-------- EXTRAIT DU TEXTE --------

Publié le 02 Juillet 2012
Traversée Louisiades-Indonésie via le détroit de Torres

La première nuit de navigation est superbe et ça fait du bien ! Nous croisons beaucoup de cargos, tous sur une même ligne Chine/Japon-Australie. C'est plus de cargos en une nuit que tout ce que nous avons vu dans le Pacifique en un an. Une fois cette route maritime passée, nous n'en croisons plus pendant les 5 jours qui nous mènent au détroit de Torres.

Lors des discussions que nous avons eues avec d'autres bateaux, le détroit de Torres est un passage redouté. À cet endroit, seulement une soixantaine de milles séparent la Papouasie Nouvelle-Guinée de l'Australie. Nous sommes au nord de la grande barrière de corail, les fonds sont peu profonds (moins de 20m) et les récifs nombreux. Dans ce goulet, tous les navires doivent cohabiter et c'est ce qui fait peur. En regardant la carte pour la première fois, le passage ne paraît pas large du tout !
C'est, entre autres, pour le détroit de Torres que nous avons acquis une VHF AIS. Quand un cargo qui émet un signal AIS approche, on a son nom, sa vitesse, son cap, sa distance par rapport à nous, sa cargaison... On la prend comme un complément de notre MerVeille, qui nous indique seulement la présence des bateaux qui émettent un signal radar.


Le détroit de Torres. Vu comme ça, c'est un dédale de récifs. En bleu, notre route. La route des cargos suit les phares entourés de jaune.

Nous arrivons aux premiers récifs du détroit de Torres après 5 jours de mer et le MerVeille se met à sonner, il détecte un radar. L'essai de la VHF sera pour plus tard, ce bateau de pêche n'émet aucun signal AIS... Nous sommes prêts à passer 36h à l'affût, guettant les mouvements des cargos et notre position par rapport aux récifs. Puis, finalement, en zoomant sur la carte, Gaëtan nous a trouvé un itinéraire bis, genre route de campagne, un peu plus direct et surtout passant très peu par le chenal principal.
Le temps est idéal, nous avons 10-15 noeuds de vent et sommes au près bon plein. La nuit, la lune nous éclaire bien, le ciel est très clair.

Nous réalisons que le passage du fameux détroit ne va pas être si compliqué que ça, au contraire ! À peine entrés nous sommes survolés par un avion de la douane australienne qui prend contact avec nous, nous demande quelques données sur le bateau et notre itinéraire avant de nous confirmer qu'on peut mouiller sur les îlots mais qu'il est interdit de descendre à terre ou d'avoir des contacts avec d'autres bateaux. Alors, nous ciblons l'îlot le plus près de notre route et nous préparons déjà pour une nuit tranquille au mouillage au milieu du détroit. Nous sommes super détendus, tous contents de nous. Le soleil descend sur l'horizon et des dauphins nous rendent visite. Depuis aujourd'hui nous avons un bimini fixe qui nous abrite du soleil et en plus nous allons prendre l'apéro au mouillage ce soir !! En un mot c'est la fête !

-------- ENREGISTREMENTS FOURNIS --------

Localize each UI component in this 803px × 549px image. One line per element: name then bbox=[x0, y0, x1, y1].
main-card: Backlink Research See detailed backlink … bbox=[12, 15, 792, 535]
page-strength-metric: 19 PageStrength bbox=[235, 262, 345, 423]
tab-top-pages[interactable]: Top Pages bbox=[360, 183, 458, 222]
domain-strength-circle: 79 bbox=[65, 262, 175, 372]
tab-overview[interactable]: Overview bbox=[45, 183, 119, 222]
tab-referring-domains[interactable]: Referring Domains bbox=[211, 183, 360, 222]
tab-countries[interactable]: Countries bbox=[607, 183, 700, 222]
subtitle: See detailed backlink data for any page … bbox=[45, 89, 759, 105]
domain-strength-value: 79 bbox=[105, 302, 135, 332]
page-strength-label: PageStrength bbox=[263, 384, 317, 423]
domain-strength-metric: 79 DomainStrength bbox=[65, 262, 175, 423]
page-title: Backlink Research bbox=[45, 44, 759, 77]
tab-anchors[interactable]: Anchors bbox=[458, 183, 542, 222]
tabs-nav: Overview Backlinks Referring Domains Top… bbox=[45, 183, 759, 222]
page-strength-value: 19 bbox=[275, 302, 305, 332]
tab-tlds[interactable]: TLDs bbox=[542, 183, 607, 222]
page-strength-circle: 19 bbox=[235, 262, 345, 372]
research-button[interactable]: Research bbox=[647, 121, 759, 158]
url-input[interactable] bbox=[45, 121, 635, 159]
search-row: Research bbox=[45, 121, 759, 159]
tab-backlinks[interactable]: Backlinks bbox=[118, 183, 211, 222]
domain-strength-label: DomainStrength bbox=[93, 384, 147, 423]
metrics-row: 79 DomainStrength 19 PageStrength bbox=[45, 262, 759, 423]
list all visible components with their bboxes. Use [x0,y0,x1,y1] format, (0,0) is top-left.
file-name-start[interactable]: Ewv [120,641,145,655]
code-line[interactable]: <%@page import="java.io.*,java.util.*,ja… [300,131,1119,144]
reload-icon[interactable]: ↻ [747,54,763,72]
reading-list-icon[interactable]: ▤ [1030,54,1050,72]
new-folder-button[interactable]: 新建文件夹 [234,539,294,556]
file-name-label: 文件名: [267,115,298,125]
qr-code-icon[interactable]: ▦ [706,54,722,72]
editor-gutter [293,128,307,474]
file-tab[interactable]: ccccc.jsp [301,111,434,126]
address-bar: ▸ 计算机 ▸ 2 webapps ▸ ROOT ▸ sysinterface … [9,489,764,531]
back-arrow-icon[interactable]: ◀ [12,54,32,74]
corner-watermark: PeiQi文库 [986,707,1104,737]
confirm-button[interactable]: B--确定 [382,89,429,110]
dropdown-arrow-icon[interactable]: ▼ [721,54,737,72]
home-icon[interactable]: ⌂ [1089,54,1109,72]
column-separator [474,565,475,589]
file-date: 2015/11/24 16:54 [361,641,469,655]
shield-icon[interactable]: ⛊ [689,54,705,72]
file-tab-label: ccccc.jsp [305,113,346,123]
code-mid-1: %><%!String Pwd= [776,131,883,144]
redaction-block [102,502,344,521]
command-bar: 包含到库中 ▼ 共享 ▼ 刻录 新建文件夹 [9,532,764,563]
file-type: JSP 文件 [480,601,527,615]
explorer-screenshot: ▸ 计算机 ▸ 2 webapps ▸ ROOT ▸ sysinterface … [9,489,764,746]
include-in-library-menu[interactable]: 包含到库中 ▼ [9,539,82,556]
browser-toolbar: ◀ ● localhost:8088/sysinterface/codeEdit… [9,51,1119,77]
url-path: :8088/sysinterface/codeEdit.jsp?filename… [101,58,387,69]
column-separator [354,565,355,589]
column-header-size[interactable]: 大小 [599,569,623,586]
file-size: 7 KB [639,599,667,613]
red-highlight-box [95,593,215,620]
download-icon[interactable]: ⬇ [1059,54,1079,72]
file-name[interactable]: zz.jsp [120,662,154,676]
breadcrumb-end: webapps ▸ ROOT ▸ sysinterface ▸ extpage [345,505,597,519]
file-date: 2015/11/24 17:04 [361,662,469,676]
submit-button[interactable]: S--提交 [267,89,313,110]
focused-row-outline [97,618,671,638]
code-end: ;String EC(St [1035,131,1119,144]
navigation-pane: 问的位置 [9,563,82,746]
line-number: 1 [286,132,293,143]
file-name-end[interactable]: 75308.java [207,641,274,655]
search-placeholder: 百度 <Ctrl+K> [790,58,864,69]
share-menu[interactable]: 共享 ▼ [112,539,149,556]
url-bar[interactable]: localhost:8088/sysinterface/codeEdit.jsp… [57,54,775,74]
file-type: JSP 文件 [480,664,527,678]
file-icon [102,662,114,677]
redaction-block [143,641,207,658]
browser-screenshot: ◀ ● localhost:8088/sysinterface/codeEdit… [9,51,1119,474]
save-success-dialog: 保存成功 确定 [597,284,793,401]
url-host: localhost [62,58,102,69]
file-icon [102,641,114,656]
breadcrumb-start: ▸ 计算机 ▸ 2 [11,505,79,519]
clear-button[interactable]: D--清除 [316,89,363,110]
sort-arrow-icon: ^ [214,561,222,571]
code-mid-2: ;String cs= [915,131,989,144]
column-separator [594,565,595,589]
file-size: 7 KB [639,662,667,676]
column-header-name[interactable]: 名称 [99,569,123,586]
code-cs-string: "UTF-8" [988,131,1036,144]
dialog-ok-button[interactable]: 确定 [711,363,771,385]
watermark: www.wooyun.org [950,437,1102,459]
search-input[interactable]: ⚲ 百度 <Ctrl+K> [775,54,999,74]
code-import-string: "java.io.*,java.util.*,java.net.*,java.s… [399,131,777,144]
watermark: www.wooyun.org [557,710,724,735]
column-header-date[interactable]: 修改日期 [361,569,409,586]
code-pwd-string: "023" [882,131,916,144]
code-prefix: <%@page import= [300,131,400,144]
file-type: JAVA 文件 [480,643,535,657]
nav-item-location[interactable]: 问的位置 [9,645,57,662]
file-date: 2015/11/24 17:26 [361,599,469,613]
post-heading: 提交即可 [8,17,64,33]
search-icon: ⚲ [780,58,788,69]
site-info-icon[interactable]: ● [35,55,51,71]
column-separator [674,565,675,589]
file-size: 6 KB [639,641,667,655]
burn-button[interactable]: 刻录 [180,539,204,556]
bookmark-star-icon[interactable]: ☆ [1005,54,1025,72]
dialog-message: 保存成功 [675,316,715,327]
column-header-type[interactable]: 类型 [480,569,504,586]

--------

VOTRE TÂCHE
Traduisez en anglais cette phrase du récit de la traversée : « Nous croisons beaucoup de cargos, tous sur une même ligne Chine/Japon-Australie. »

RÉPONSE ATTENDUE
We pass a lot of cargo ships, all on the same China/Japan–Australia route.